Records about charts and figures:
((

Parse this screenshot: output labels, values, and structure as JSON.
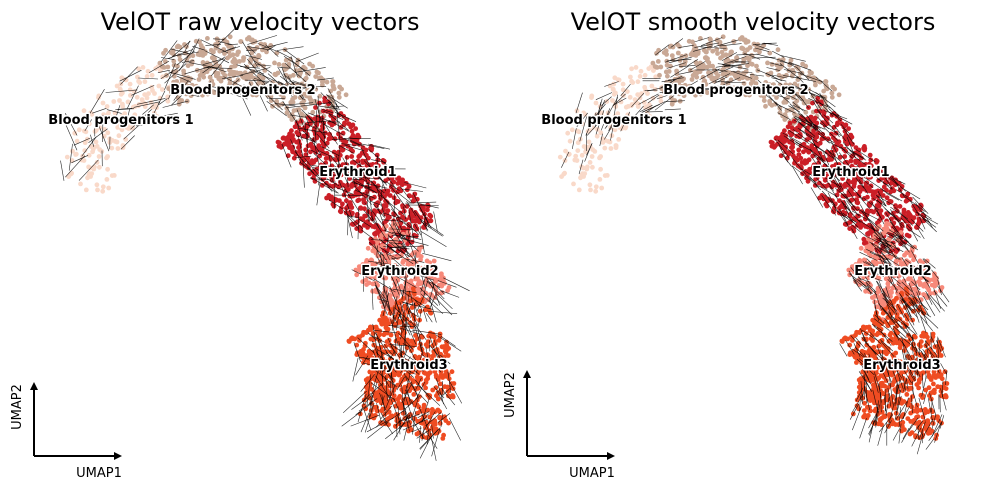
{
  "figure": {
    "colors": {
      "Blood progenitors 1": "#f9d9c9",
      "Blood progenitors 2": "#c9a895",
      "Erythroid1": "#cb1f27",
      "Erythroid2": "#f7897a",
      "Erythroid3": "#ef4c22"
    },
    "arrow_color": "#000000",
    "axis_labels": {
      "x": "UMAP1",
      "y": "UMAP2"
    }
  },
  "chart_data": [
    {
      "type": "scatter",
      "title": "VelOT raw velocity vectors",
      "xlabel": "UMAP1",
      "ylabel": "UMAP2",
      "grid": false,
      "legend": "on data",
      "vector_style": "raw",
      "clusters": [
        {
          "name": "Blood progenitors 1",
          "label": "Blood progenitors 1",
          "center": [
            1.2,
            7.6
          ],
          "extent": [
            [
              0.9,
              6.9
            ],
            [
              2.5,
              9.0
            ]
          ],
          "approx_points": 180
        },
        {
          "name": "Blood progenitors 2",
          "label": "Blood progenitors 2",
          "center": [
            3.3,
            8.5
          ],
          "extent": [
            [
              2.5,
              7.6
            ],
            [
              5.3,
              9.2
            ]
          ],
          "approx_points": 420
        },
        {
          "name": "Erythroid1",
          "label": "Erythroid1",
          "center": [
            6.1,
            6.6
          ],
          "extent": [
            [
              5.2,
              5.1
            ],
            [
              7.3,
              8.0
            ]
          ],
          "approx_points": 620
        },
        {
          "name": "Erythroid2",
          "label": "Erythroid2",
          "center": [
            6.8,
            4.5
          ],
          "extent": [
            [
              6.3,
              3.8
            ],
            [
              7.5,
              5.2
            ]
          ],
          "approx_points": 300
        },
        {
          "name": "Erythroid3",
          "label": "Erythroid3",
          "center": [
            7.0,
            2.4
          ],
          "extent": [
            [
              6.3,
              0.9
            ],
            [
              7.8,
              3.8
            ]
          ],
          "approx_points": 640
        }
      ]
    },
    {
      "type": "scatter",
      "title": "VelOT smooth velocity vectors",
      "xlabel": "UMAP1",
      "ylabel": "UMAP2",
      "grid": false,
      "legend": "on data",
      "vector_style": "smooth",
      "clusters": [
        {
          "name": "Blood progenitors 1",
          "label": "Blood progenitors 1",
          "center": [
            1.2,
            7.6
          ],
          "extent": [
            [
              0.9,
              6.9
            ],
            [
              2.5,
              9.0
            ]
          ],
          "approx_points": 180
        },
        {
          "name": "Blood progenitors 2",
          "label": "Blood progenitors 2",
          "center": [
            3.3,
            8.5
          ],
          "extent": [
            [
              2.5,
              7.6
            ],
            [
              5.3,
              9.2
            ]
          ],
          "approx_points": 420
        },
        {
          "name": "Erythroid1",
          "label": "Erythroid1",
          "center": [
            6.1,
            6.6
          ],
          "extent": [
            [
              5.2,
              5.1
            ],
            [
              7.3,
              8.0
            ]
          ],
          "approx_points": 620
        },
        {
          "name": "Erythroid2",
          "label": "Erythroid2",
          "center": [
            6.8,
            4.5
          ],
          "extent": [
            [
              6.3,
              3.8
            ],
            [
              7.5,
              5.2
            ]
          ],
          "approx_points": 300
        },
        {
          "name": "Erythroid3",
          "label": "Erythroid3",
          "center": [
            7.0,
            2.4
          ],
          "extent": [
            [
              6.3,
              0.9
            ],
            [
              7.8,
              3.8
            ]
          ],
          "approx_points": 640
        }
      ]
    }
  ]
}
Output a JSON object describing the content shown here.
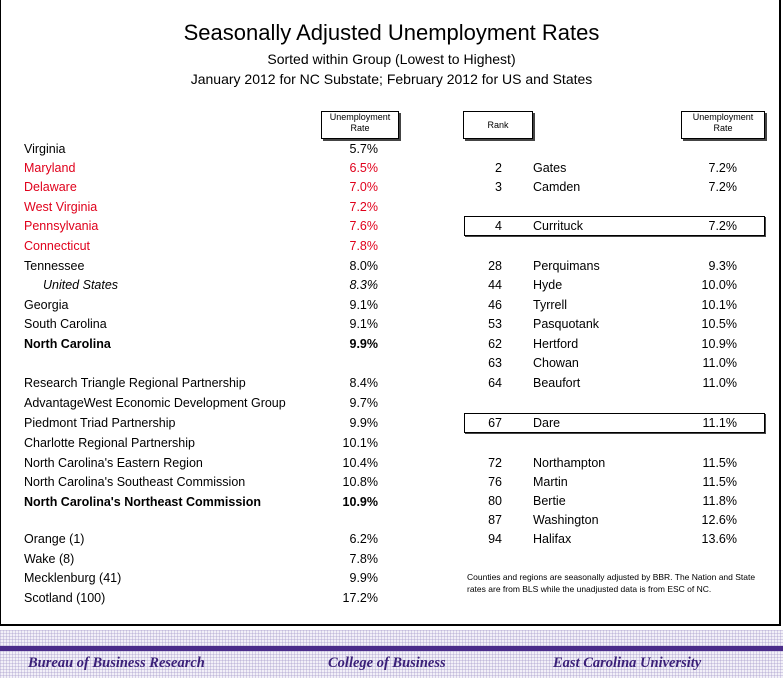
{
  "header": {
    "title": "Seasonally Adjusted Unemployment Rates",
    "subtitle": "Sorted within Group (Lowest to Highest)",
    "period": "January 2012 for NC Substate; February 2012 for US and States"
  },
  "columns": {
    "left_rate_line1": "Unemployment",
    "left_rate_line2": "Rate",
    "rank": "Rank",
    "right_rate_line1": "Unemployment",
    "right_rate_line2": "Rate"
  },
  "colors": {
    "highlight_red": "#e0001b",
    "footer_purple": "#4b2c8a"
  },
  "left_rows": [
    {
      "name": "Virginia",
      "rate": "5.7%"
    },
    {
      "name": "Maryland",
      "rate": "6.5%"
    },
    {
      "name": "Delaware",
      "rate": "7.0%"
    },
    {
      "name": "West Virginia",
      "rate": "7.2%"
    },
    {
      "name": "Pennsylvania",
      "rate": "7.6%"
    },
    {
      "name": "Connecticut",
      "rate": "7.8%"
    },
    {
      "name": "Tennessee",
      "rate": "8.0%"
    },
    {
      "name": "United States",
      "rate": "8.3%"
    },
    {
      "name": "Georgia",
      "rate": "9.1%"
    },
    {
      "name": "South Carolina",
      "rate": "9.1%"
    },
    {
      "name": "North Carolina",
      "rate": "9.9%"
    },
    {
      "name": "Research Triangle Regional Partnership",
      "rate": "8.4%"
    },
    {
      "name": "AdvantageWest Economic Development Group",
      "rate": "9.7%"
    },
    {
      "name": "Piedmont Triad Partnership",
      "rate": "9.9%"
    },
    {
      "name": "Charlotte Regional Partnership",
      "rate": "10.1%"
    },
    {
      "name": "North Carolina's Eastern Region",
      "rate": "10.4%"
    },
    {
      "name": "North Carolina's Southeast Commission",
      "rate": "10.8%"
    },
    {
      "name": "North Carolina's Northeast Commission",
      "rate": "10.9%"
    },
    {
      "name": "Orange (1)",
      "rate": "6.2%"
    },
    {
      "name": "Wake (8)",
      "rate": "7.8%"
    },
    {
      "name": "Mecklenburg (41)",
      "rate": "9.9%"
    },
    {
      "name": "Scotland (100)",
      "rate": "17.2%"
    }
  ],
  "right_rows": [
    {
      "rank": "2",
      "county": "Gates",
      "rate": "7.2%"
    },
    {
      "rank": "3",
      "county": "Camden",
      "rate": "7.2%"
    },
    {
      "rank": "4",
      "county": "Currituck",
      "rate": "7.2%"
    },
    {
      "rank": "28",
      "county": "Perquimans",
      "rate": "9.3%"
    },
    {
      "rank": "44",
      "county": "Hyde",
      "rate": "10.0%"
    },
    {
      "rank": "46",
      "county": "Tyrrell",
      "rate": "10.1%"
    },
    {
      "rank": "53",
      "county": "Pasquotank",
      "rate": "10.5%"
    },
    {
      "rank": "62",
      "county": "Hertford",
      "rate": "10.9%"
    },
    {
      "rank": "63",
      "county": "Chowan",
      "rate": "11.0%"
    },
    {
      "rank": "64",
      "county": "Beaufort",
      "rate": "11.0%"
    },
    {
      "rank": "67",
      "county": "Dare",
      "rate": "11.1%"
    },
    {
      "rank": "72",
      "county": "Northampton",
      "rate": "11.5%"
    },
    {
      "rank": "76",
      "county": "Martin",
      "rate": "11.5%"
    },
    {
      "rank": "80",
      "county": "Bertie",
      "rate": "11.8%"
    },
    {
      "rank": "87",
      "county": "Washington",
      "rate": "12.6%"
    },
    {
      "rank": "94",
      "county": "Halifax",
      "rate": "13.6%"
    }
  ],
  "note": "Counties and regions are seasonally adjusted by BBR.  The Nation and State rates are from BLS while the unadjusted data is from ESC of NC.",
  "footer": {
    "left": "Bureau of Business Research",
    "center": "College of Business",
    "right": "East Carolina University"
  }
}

))
((

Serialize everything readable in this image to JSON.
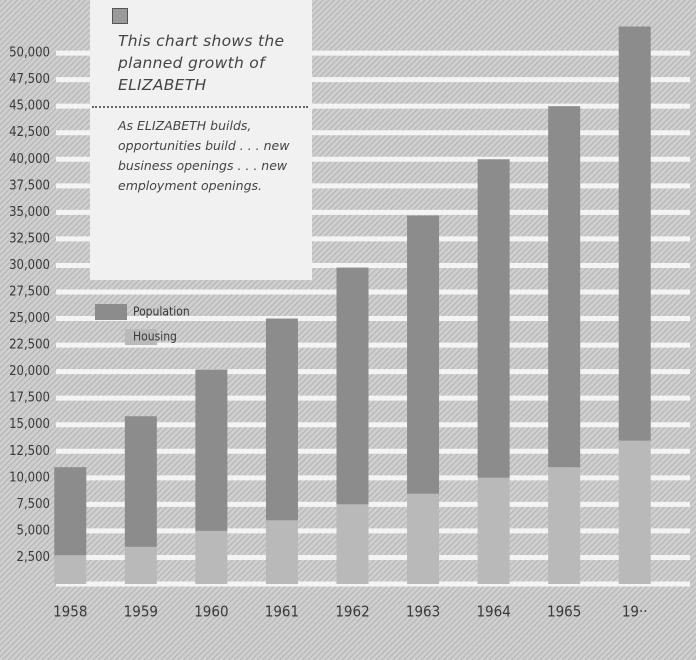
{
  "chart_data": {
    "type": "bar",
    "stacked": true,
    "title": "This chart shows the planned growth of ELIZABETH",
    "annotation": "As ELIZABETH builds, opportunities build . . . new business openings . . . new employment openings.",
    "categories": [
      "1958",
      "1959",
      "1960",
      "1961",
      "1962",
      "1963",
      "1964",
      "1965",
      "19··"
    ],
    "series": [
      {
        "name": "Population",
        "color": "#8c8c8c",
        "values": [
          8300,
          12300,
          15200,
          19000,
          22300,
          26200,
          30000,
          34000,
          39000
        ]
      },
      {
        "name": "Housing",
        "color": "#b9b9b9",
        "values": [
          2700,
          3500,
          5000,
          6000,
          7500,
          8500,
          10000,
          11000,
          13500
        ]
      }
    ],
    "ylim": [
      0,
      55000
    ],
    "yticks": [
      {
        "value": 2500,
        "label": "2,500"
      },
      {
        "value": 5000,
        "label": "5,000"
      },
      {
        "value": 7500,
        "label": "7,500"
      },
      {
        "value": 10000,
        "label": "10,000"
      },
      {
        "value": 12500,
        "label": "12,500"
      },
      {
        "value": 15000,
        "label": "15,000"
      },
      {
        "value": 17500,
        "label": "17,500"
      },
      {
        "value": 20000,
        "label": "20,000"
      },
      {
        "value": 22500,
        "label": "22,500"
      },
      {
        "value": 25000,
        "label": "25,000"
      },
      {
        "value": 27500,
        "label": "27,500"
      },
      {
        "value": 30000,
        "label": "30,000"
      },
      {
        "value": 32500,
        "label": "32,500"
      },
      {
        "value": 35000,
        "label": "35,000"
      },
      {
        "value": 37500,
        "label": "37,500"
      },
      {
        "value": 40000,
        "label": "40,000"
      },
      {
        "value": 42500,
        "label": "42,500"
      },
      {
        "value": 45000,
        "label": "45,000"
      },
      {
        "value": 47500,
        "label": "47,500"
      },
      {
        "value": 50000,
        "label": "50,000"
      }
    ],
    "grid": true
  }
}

))
((

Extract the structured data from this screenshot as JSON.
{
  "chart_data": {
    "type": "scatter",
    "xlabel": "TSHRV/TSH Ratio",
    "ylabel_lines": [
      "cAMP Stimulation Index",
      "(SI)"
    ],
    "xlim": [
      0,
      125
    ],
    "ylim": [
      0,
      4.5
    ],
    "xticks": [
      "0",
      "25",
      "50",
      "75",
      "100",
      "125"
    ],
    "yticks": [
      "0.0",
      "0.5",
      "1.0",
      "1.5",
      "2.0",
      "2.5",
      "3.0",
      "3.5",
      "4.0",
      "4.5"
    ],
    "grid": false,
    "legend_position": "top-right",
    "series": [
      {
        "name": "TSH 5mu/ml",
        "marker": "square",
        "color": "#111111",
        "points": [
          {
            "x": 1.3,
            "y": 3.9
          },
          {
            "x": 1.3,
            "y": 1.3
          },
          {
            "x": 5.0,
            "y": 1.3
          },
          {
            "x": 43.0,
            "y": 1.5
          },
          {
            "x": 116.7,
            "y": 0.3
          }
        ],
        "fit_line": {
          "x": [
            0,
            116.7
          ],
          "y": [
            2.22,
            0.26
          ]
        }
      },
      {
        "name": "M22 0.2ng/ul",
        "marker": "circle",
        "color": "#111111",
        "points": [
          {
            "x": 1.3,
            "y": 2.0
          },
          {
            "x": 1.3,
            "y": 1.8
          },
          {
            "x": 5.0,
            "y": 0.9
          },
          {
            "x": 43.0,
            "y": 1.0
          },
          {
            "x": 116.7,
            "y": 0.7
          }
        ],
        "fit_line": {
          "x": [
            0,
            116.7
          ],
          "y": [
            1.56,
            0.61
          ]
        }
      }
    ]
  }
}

))

## Problem to work on
Some lines of the data may hold the word "JSON". Say how many do, with nothing else.

## Result of the task
4